▶ **SUPPLIED DATA**:

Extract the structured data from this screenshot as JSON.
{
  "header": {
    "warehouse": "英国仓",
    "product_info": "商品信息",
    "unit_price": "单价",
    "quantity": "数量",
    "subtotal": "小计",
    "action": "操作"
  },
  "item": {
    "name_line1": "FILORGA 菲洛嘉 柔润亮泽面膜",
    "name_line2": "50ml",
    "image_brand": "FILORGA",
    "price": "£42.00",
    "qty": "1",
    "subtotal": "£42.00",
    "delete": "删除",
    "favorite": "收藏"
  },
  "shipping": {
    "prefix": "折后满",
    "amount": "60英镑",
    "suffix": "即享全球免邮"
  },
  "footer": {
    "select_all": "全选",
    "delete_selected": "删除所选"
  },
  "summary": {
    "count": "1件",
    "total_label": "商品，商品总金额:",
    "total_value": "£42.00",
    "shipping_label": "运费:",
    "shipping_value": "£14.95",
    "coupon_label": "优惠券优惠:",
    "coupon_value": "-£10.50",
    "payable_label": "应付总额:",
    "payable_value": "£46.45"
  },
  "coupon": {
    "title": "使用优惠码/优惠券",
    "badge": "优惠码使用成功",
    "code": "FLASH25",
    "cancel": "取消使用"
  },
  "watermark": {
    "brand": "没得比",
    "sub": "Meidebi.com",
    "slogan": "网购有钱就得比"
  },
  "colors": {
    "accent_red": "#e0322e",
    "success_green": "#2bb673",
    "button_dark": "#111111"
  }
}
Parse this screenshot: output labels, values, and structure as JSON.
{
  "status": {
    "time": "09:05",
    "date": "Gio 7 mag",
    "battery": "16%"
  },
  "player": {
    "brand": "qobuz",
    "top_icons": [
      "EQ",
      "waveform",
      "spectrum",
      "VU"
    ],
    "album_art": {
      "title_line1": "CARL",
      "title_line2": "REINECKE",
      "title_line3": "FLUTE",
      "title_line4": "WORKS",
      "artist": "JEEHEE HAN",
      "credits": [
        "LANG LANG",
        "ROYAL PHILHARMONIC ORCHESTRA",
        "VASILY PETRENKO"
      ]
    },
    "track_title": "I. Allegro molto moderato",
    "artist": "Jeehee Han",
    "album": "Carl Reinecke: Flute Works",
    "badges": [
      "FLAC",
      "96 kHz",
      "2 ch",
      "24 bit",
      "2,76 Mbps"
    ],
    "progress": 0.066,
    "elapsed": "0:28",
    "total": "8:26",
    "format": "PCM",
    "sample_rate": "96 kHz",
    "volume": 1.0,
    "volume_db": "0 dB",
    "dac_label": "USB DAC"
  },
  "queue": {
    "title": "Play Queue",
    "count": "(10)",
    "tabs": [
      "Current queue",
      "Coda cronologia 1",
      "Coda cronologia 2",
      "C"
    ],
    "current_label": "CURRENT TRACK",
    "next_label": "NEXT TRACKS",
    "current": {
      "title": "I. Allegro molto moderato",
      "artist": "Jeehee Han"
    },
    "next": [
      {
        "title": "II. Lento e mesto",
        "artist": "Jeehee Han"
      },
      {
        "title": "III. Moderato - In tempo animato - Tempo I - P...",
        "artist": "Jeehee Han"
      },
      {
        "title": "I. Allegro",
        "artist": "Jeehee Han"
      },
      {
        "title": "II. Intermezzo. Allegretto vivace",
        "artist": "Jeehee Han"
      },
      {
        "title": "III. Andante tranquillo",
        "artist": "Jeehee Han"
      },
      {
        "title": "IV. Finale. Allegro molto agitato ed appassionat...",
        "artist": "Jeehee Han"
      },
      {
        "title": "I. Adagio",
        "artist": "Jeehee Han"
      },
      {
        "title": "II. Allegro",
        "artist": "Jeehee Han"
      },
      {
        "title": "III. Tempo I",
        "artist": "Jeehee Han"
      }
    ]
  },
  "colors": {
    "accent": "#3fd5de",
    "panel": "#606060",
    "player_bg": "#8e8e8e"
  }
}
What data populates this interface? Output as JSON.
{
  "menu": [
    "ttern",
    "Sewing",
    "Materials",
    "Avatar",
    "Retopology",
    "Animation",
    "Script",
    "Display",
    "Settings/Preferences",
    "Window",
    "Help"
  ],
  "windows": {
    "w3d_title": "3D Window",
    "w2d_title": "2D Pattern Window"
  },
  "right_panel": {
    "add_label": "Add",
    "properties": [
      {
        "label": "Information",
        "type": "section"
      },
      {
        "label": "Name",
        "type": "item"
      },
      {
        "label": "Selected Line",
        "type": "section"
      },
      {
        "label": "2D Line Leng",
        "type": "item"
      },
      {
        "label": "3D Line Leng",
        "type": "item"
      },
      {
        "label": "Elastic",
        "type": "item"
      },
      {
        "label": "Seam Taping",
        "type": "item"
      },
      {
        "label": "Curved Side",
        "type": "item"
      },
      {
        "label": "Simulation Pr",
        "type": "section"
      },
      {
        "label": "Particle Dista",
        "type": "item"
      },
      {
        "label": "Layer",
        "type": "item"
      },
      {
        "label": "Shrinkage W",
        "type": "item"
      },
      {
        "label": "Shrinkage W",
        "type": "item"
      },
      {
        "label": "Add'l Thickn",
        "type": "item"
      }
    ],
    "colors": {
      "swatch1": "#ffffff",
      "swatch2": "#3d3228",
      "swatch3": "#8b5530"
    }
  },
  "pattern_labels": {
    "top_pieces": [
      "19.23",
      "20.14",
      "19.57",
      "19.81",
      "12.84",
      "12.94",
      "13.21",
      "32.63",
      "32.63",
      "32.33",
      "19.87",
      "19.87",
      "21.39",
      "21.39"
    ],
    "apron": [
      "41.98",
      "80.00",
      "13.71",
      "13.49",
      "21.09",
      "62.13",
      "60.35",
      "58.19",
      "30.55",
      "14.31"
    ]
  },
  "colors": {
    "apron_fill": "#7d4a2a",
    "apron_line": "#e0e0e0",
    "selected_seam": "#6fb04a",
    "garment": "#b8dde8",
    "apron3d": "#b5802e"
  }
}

▶ **WORK TO BE COMPLETED**: Begin with the line that contains "What data populates" and quote each line after it exactly, stopping after the last line of the data.

▶ **SOLUTION TO THIS TASK**:
What data populates this interface? Output as JSON.
{
  "menu": [
    "ttern",
    "Sewing",
    "Materials",
    "Avatar",
    "Retopology",
    "Animation",
    "Script",
    "Display",
    "Settings/Preferences",
    "Window",
    "Help"
  ],
  "windows": {
    "w3d_title": "3D Window",
    "w2d_title": "2D Pattern Window"
  },
  "right_panel": {
    "add_label": "Add",
    "properties": [
      {
        "label": "Information",
        "type": "section"
      },
      {
        "label": "Name",
        "type": "item"
      },
      {
        "label": "Selected Line",
        "type": "section"
      },
      {
        "label": "2D Line Leng",
        "type": "item"
      },
      {
        "label": "3D Line Leng",
        "type": "item"
      },
      {
        "label": "Elastic",
        "type": "item"
      },
      {
        "label": "Seam Taping",
        "type": "item"
      },
      {
        "label": "Curved Side",
        "type": "item"
      },
      {
        "label": "Simulation Pr",
        "type": "section"
      },
      {
        "label": "Particle Dista",
        "type": "item"
      },
      {
        "label": "Layer",
        "type": "item"
      },
      {
        "label": "Shrinkage W",
        "type": "item"
      },
      {
        "label": "Shrinkage W",
        "type": "item"
      },
      {
        "label": "Add'l Thickn",
        "type": "item"
      }
    ],
    "colors": {
      "swatch1": "#ffffff",
      "swatch2": "#3d3228",
      "swatch3": "#8b5530"
    }
  },
  "pattern_labels": {
    "top_pieces": [
      "19.23",
      "20.14",
      "19.57",
      "19.81",
      "12.84",
      "12.94",
      "13.21",
      "32.63",
      "32.63",
      "32.33",
      "19.87",
      "19.87",
      "21.39",
      "21.39"
    ],
    "apron": [
      "41.98",
      "80.00",
      "13.71",
      "13.49",
      "21.09",
      "62.13",
      "60.35",
      "58.19",
      "30.55",
      "14.31"
    ]
  },
  "colors": {
    "apron_fill": "#7d4a2a",
    "apron_line": "#e0e0e0",
    "selected_seam": "#6fb04a",
    "garment": "#b8dde8",
    "apron3d": "#b5802e"
  }
}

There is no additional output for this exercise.